*TASK INSTRUCTIONS:* Render every entry exactly as it appears.

*RECORDS:*

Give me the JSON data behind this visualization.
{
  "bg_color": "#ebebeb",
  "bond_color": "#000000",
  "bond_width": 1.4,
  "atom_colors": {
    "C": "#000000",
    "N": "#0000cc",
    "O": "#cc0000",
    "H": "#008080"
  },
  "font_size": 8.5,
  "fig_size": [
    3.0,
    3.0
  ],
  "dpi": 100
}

*RESULT BELOW:*
Give me the JSON data behind this visualization.
{
  "bg_color": "#ebebeb",
  "bond_color": "#000000",
  "bond_width": 1.4,
  "atom_colors": {
    "C": "#000000",
    "N": "#0000cc",
    "O": "#cc0000",
    "H": "#008080"
  },
  "font_size": 8.5,
  "fig_size": [
    3.0,
    3.0
  ],
  "dpi": 100
}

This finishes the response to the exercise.